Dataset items
= = = = = = =

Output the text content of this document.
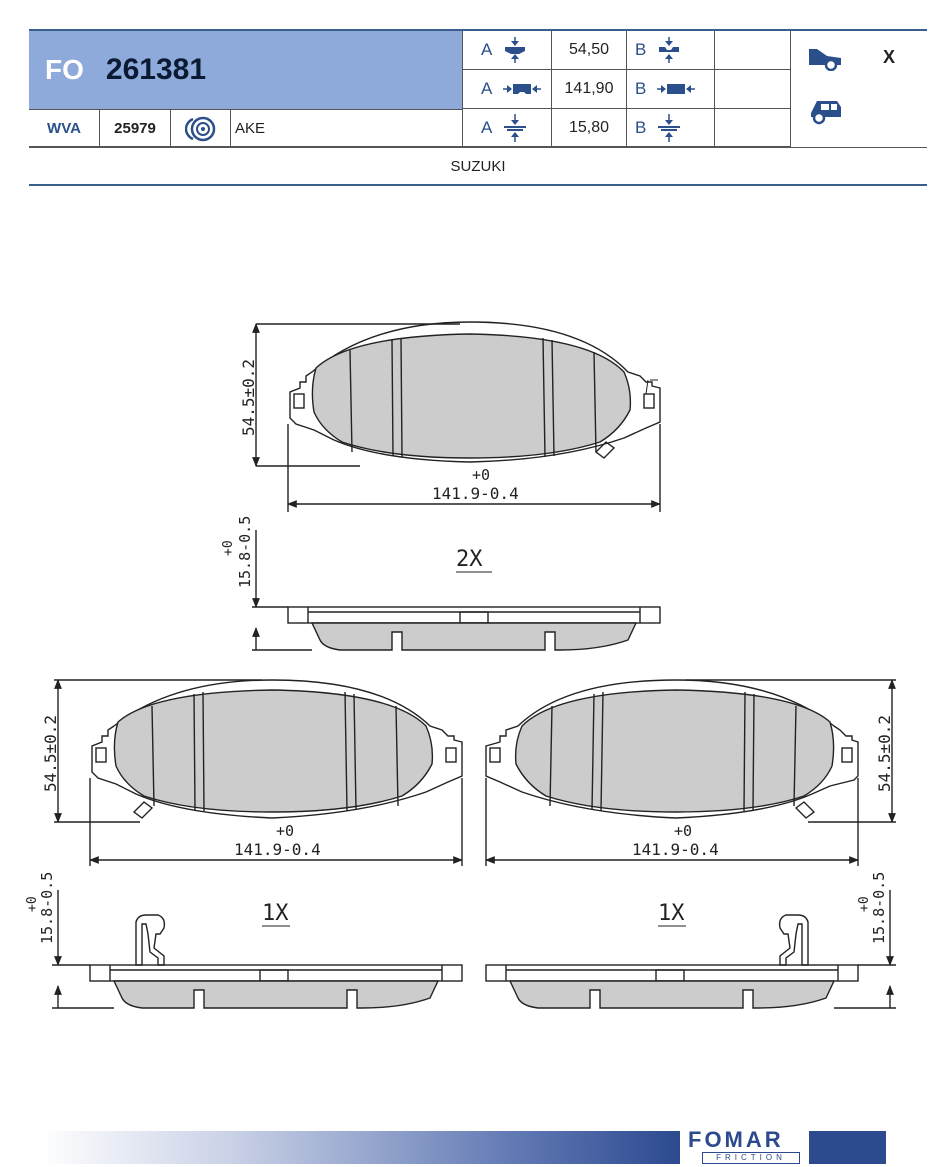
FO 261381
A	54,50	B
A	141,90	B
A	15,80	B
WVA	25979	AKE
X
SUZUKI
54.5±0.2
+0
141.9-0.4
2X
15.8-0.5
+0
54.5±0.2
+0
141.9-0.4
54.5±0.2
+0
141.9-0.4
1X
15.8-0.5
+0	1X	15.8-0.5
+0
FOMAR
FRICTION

= = = = = = =

TASK TO CARRY OUT:
Leave out the pictures and repeat everything else in the records exactly.

RESPONSE TO THE TASK:
Output the text content of this document.
FO 261381
A	54,50	B
A	141,90	B
A	15,80	B
WVA	25979	AKE
X
SUZUKI
54.5±0.2
+0
141.9-0.4
2X
15.8-0.5
+0
54.5±0.2
+0
141.9-0.4
54.5±0.2
+0
141.9-0.4
1X
15.8-0.5
+0	1X	15.8-0.5
+0
FOMAR
FRICTION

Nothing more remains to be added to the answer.